▽
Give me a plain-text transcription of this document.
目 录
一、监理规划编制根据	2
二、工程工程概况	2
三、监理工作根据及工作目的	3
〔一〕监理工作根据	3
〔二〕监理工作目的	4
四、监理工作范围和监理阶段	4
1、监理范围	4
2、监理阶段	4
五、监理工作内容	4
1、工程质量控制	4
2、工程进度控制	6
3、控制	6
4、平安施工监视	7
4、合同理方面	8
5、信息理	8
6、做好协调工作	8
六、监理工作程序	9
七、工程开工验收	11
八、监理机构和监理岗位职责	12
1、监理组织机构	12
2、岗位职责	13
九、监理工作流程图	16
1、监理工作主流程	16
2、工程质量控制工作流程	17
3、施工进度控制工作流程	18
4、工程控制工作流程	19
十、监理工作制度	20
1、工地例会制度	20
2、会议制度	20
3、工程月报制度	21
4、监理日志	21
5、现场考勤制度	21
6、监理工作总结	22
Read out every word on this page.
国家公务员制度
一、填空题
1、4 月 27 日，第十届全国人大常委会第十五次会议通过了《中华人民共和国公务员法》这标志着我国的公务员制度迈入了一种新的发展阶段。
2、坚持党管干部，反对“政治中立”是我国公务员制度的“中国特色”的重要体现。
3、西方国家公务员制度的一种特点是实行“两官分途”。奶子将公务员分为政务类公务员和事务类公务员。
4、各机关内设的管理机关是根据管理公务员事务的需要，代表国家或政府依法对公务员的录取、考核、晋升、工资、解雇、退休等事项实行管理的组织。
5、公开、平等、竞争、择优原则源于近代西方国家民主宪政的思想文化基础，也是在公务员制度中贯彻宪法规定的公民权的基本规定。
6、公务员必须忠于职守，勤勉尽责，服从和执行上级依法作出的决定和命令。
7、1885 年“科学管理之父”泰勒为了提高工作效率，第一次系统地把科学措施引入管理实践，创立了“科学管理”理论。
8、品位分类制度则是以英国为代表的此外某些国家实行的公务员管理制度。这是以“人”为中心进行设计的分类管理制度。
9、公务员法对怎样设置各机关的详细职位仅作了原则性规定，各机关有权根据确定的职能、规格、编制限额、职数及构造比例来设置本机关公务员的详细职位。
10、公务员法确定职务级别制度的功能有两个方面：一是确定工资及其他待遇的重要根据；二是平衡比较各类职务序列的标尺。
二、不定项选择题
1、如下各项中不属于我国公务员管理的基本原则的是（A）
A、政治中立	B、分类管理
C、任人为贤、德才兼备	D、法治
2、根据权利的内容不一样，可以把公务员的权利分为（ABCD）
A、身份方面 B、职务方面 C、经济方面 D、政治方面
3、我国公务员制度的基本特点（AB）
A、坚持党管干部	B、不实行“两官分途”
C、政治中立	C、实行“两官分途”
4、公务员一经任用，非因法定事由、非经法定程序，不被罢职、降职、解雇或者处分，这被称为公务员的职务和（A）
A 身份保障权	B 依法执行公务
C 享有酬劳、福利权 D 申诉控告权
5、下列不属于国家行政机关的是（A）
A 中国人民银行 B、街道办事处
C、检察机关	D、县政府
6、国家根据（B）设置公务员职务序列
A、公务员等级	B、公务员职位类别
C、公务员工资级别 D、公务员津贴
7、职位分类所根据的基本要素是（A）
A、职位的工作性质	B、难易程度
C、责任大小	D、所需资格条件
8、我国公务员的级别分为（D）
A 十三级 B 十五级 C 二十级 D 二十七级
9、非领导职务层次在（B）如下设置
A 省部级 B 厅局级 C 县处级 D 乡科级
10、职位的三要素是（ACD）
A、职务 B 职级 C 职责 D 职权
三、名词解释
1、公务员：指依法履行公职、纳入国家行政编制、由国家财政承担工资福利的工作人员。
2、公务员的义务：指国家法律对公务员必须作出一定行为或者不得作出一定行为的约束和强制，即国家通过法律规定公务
△
Task to complete :: Some lines of the records may hold the word "this". How many do? Answer with a number and nothing else.

Correct answer :: 2